• EXERCISE DESCRIPTION: Collect every line that includes the string "动漫制作技术".

• DATA FOR PROCESSING:
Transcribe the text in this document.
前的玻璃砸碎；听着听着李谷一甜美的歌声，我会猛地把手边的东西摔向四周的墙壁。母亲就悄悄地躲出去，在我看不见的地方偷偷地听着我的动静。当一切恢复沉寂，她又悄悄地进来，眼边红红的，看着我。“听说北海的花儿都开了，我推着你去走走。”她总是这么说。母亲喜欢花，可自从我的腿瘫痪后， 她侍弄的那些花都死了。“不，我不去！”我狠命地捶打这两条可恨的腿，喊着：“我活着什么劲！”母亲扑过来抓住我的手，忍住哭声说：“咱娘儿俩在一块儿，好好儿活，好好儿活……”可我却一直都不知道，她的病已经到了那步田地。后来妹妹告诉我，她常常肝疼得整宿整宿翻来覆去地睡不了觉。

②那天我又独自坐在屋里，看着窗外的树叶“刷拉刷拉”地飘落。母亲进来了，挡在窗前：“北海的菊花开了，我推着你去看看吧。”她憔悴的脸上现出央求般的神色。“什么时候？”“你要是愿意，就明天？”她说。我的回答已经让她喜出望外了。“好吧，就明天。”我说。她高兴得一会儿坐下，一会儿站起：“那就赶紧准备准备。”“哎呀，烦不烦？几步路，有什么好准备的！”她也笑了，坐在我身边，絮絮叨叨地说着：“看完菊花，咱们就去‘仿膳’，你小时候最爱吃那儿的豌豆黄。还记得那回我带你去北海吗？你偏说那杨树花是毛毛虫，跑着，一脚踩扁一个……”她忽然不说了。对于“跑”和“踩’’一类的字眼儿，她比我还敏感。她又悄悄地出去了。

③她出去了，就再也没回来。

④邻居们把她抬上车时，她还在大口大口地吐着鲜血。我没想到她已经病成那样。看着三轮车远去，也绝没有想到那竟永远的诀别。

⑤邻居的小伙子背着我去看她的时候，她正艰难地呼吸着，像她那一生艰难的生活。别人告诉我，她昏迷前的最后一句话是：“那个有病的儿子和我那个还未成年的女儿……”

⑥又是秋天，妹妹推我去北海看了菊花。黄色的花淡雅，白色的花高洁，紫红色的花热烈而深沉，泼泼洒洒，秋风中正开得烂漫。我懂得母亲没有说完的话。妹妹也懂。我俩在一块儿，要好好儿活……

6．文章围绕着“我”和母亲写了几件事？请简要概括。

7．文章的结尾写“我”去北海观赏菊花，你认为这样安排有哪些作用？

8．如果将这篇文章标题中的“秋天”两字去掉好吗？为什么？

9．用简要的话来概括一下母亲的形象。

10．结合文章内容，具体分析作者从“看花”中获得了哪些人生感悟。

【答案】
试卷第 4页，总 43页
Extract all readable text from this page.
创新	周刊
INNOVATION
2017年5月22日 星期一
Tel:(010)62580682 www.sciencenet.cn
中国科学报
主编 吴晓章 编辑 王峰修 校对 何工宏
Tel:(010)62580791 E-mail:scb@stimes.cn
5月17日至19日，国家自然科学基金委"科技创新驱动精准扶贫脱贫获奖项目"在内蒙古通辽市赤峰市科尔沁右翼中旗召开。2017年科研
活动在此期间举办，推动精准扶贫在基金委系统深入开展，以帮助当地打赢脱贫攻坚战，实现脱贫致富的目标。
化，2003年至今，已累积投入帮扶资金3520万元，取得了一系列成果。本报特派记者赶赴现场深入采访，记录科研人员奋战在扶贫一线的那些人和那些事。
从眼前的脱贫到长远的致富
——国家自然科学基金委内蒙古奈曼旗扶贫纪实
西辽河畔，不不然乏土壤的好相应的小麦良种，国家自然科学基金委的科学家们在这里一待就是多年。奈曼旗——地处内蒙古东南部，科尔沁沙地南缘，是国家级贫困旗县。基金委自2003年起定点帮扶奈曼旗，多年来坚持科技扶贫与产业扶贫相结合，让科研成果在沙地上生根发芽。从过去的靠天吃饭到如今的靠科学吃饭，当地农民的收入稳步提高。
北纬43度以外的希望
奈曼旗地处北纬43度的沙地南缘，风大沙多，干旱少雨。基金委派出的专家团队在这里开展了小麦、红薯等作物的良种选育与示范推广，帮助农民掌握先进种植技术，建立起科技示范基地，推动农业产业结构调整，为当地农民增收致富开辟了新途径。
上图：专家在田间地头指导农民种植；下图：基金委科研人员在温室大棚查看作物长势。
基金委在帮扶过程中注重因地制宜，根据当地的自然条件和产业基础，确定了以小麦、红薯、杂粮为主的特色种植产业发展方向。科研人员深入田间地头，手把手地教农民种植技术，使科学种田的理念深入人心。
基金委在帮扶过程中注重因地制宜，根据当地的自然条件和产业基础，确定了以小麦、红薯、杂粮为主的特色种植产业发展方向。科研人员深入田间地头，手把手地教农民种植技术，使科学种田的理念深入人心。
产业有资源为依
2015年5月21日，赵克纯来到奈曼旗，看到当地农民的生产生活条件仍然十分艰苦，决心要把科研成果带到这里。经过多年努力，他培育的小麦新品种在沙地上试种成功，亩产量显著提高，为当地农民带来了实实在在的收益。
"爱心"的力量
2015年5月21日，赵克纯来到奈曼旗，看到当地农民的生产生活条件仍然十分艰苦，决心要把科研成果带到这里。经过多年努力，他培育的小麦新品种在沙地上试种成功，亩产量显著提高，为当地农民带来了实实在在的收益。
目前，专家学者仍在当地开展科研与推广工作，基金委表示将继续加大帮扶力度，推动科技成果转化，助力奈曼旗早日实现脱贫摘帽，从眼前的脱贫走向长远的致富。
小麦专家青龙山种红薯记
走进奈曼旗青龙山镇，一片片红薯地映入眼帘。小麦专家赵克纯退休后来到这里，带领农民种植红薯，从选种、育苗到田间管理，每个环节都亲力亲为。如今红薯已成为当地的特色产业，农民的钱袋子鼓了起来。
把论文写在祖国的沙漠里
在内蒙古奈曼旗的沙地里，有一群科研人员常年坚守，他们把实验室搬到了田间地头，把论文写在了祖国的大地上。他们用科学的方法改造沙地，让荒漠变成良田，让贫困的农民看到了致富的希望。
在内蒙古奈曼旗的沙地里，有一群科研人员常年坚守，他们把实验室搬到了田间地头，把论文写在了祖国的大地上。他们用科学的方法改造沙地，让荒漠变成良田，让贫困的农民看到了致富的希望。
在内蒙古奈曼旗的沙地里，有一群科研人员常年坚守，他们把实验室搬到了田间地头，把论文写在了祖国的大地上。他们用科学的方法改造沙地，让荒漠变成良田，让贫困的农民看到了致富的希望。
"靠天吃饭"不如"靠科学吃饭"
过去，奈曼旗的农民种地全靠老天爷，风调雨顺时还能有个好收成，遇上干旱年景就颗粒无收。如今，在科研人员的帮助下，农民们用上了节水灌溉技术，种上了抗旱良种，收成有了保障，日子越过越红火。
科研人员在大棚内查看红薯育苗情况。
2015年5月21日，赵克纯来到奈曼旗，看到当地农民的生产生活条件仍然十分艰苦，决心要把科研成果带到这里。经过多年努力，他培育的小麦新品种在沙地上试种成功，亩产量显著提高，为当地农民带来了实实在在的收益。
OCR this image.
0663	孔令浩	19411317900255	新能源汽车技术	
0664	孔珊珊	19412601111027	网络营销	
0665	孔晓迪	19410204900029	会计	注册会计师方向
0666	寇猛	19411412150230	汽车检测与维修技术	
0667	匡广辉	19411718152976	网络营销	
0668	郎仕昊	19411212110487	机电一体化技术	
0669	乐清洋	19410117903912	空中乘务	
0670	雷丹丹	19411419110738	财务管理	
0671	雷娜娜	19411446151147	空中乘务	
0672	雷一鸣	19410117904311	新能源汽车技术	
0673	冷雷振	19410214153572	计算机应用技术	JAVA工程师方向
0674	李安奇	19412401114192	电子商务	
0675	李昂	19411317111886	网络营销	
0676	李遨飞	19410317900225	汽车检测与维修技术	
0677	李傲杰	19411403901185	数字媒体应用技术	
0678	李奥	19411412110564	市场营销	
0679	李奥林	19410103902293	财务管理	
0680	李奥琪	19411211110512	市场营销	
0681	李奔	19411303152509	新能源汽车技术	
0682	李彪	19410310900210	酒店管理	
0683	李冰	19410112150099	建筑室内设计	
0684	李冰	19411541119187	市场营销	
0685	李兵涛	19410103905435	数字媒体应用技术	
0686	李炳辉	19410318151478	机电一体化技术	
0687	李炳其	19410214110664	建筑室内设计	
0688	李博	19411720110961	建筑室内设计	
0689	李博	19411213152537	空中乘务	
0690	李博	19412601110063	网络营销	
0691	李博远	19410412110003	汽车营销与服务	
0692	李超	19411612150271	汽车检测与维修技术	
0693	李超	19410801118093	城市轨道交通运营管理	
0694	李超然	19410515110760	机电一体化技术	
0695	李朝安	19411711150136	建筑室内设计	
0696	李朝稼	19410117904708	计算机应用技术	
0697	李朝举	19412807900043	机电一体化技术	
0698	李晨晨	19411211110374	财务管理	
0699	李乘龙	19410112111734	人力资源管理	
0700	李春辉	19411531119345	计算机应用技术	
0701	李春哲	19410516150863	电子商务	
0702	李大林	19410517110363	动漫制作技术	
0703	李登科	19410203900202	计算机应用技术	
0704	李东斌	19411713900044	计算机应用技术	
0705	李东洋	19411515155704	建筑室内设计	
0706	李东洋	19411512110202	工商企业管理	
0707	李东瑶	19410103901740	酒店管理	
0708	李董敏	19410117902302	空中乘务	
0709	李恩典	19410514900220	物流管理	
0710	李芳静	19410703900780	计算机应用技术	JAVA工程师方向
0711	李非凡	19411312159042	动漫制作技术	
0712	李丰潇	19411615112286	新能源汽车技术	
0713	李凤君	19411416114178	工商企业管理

• SOLUTION TO THIS PROBLEM:
0702	李大林	19410517110363	动漫制作技术	
0711	李非凡	19411312159042	动漫制作技术	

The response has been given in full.